PROBLEM REQUIREMENTS — Below is a listing; write it out exactly and drop any images from it.

RECORDS FOR THE EXERCISE —
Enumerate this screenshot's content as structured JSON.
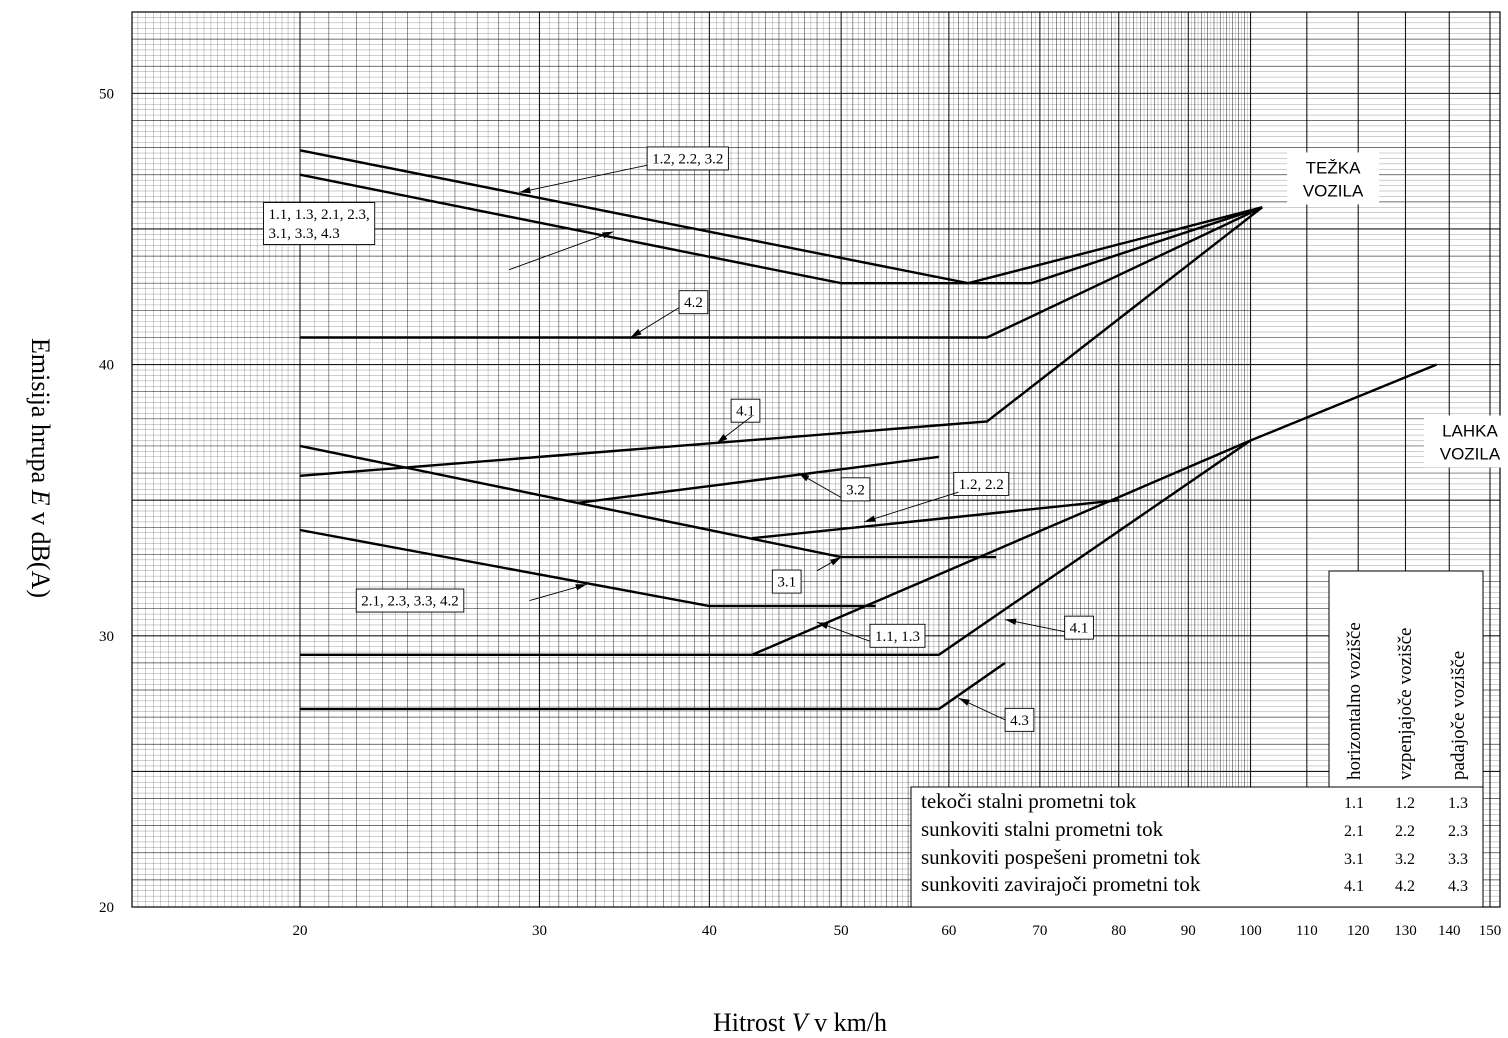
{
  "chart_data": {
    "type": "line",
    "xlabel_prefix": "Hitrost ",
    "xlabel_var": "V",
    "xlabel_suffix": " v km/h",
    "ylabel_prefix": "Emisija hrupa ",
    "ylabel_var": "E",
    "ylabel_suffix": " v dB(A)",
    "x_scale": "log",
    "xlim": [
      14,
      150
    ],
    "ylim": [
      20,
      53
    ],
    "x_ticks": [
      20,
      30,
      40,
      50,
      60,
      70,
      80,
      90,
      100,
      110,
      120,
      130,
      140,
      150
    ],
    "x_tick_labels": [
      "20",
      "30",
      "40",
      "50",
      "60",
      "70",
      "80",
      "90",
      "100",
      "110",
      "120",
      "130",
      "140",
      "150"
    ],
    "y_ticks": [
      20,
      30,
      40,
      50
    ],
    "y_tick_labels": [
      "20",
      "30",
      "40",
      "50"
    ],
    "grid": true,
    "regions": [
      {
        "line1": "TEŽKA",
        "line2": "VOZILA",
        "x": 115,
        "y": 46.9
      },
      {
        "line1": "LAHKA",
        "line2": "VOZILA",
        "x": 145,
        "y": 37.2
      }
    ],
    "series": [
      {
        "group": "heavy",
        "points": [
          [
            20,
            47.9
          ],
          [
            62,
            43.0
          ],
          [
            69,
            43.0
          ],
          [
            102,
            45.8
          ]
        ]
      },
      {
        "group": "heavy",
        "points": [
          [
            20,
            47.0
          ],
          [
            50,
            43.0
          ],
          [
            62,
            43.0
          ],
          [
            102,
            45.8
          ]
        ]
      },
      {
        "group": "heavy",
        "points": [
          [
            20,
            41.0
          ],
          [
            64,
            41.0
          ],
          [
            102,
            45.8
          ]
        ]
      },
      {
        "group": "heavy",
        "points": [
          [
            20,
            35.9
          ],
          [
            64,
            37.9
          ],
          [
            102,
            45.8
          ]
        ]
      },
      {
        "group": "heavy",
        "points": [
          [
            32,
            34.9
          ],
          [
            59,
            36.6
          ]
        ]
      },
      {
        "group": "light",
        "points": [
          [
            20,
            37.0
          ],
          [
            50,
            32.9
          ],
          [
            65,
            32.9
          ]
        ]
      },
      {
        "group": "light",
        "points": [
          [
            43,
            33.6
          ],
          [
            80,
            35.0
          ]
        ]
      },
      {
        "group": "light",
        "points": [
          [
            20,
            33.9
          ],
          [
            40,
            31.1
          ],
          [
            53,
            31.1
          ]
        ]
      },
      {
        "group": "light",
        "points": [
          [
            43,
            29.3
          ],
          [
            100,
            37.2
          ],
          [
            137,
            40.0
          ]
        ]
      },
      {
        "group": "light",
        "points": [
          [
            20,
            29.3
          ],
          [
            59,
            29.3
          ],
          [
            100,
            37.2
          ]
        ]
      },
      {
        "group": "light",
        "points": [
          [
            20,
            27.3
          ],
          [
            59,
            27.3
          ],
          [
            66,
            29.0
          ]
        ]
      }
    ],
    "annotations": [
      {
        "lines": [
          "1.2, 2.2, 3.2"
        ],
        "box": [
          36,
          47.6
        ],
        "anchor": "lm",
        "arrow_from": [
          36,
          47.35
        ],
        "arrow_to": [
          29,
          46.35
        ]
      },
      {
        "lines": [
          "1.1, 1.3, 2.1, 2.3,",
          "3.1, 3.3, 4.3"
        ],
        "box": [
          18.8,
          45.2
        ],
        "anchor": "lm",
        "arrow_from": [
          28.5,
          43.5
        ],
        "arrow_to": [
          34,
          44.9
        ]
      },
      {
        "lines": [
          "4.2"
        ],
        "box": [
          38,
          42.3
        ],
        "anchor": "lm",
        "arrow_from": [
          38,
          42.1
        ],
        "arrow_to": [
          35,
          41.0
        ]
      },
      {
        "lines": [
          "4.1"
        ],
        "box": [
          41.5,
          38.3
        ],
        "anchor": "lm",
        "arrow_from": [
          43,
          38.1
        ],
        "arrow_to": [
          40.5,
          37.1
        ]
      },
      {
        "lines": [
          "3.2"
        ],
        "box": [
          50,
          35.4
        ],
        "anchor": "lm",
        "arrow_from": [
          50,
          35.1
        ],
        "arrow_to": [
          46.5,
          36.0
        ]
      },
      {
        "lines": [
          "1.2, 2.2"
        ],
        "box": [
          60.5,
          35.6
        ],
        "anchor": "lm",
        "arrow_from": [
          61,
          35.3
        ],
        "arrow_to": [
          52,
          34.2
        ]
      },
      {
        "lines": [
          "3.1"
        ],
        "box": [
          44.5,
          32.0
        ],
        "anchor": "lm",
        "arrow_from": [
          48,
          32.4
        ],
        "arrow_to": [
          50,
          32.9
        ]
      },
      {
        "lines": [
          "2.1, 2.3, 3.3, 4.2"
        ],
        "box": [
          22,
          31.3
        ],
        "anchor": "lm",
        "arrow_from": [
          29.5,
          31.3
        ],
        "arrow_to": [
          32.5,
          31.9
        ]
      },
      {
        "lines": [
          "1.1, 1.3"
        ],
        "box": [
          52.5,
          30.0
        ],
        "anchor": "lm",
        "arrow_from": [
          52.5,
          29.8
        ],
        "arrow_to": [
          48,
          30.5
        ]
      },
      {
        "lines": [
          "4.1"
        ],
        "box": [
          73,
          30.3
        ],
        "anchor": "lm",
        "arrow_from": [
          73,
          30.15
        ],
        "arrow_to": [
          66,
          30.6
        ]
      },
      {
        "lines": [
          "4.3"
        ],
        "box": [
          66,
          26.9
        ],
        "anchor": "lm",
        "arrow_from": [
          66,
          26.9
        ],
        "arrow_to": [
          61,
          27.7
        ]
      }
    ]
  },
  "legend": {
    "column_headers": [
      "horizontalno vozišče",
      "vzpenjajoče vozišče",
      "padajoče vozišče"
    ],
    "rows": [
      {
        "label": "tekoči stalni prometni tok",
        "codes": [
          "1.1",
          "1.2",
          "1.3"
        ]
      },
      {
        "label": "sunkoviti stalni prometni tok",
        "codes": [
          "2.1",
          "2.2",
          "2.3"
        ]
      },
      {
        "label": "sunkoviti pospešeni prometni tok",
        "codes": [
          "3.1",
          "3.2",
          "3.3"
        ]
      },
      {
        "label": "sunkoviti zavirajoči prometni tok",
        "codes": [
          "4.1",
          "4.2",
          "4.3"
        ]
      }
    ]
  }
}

RESPONSE FOR THIS EXERCISE —
Enumerate this screenshot's content as structured JSON.
{
  "chart_data": {
    "type": "line",
    "xlabel_prefix": "Hitrost ",
    "xlabel_var": "V",
    "xlabel_suffix": " v km/h",
    "ylabel_prefix": "Emisija hrupa ",
    "ylabel_var": "E",
    "ylabel_suffix": " v dB(A)",
    "x_scale": "log",
    "xlim": [
      14,
      150
    ],
    "ylim": [
      20,
      53
    ],
    "x_ticks": [
      20,
      30,
      40,
      50,
      60,
      70,
      80,
      90,
      100,
      110,
      120,
      130,
      140,
      150
    ],
    "x_tick_labels": [
      "20",
      "30",
      "40",
      "50",
      "60",
      "70",
      "80",
      "90",
      "100",
      "110",
      "120",
      "130",
      "140",
      "150"
    ],
    "y_ticks": [
      20,
      30,
      40,
      50
    ],
    "y_tick_labels": [
      "20",
      "30",
      "40",
      "50"
    ],
    "grid": true,
    "regions": [
      {
        "line1": "TEŽKA",
        "line2": "VOZILA",
        "x": 115,
        "y": 46.9
      },
      {
        "line1": "LAHKA",
        "line2": "VOZILA",
        "x": 145,
        "y": 37.2
      }
    ],
    "series": [
      {
        "group": "heavy",
        "points": [
          [
            20,
            47.9
          ],
          [
            62,
            43.0
          ],
          [
            69,
            43.0
          ],
          [
            102,
            45.8
          ]
        ]
      },
      {
        "group": "heavy",
        "points": [
          [
            20,
            47.0
          ],
          [
            50,
            43.0
          ],
          [
            62,
            43.0
          ],
          [
            102,
            45.8
          ]
        ]
      },
      {
        "group": "heavy",
        "points": [
          [
            20,
            41.0
          ],
          [
            64,
            41.0
          ],
          [
            102,
            45.8
          ]
        ]
      },
      {
        "group": "heavy",
        "points": [
          [
            20,
            35.9
          ],
          [
            64,
            37.9
          ],
          [
            102,
            45.8
          ]
        ]
      },
      {
        "group": "heavy",
        "points": [
          [
            32,
            34.9
          ],
          [
            59,
            36.6
          ]
        ]
      },
      {
        "group": "light",
        "points": [
          [
            20,
            37.0
          ],
          [
            50,
            32.9
          ],
          [
            65,
            32.9
          ]
        ]
      },
      {
        "group": "light",
        "points": [
          [
            43,
            33.6
          ],
          [
            80,
            35.0
          ]
        ]
      },
      {
        "group": "light",
        "points": [
          [
            20,
            33.9
          ],
          [
            40,
            31.1
          ],
          [
            53,
            31.1
          ]
        ]
      },
      {
        "group": "light",
        "points": [
          [
            43,
            29.3
          ],
          [
            100,
            37.2
          ],
          [
            137,
            40.0
          ]
        ]
      },
      {
        "group": "light",
        "points": [
          [
            20,
            29.3
          ],
          [
            59,
            29.3
          ],
          [
            100,
            37.2
          ]
        ]
      },
      {
        "group": "light",
        "points": [
          [
            20,
            27.3
          ],
          [
            59,
            27.3
          ],
          [
            66,
            29.0
          ]
        ]
      }
    ],
    "annotations": [
      {
        "lines": [
          "1.2, 2.2, 3.2"
        ],
        "box": [
          36,
          47.6
        ],
        "anchor": "lm",
        "arrow_from": [
          36,
          47.35
        ],
        "arrow_to": [
          29,
          46.35
        ]
      },
      {
        "lines": [
          "1.1, 1.3, 2.1, 2.3,",
          "3.1, 3.3, 4.3"
        ],
        "box": [
          18.8,
          45.2
        ],
        "anchor": "lm",
        "arrow_from": [
          28.5,
          43.5
        ],
        "arrow_to": [
          34,
          44.9
        ]
      },
      {
        "lines": [
          "4.2"
        ],
        "box": [
          38,
          42.3
        ],
        "anchor": "lm",
        "arrow_from": [
          38,
          42.1
        ],
        "arrow_to": [
          35,
          41.0
        ]
      },
      {
        "lines": [
          "4.1"
        ],
        "box": [
          41.5,
          38.3
        ],
        "anchor": "lm",
        "arrow_from": [
          43,
          38.1
        ],
        "arrow_to": [
          40.5,
          37.1
        ]
      },
      {
        "lines": [
          "3.2"
        ],
        "box": [
          50,
          35.4
        ],
        "anchor": "lm",
        "arrow_from": [
          50,
          35.1
        ],
        "arrow_to": [
          46.5,
          36.0
        ]
      },
      {
        "lines": [
          "1.2, 2.2"
        ],
        "box": [
          60.5,
          35.6
        ],
        "anchor": "lm",
        "arrow_from": [
          61,
          35.3
        ],
        "arrow_to": [
          52,
          34.2
        ]
      },
      {
        "lines": [
          "3.1"
        ],
        "box": [
          44.5,
          32.0
        ],
        "anchor": "lm",
        "arrow_from": [
          48,
          32.4
        ],
        "arrow_to": [
          50,
          32.9
        ]
      },
      {
        "lines": [
          "2.1, 2.3, 3.3, 4.2"
        ],
        "box": [
          22,
          31.3
        ],
        "anchor": "lm",
        "arrow_from": [
          29.5,
          31.3
        ],
        "arrow_to": [
          32.5,
          31.9
        ]
      },
      {
        "lines": [
          "1.1, 1.3"
        ],
        "box": [
          52.5,
          30.0
        ],
        "anchor": "lm",
        "arrow_from": [
          52.5,
          29.8
        ],
        "arrow_to": [
          48,
          30.5
        ]
      },
      {
        "lines": [
          "4.1"
        ],
        "box": [
          73,
          30.3
        ],
        "anchor": "lm",
        "arrow_from": [
          73,
          30.15
        ],
        "arrow_to": [
          66,
          30.6
        ]
      },
      {
        "lines": [
          "4.3"
        ],
        "box": [
          66,
          26.9
        ],
        "anchor": "lm",
        "arrow_from": [
          66,
          26.9
        ],
        "arrow_to": [
          61,
          27.7
        ]
      }
    ]
  },
  "legend": {
    "column_headers": [
      "horizontalno vozišče",
      "vzpenjajoče vozišče",
      "padajoče vozišče"
    ],
    "rows": [
      {
        "label": "tekoči stalni prometni tok",
        "codes": [
          "1.1",
          "1.2",
          "1.3"
        ]
      },
      {
        "label": "sunkoviti stalni prometni tok",
        "codes": [
          "2.1",
          "2.2",
          "2.3"
        ]
      },
      {
        "label": "sunkoviti pospešeni prometni tok",
        "codes": [
          "3.1",
          "3.2",
          "3.3"
        ]
      },
      {
        "label": "sunkoviti zavirajoči prometni tok",
        "codes": [
          "4.1",
          "4.2",
          "4.3"
        ]
      }
    ]
  }
}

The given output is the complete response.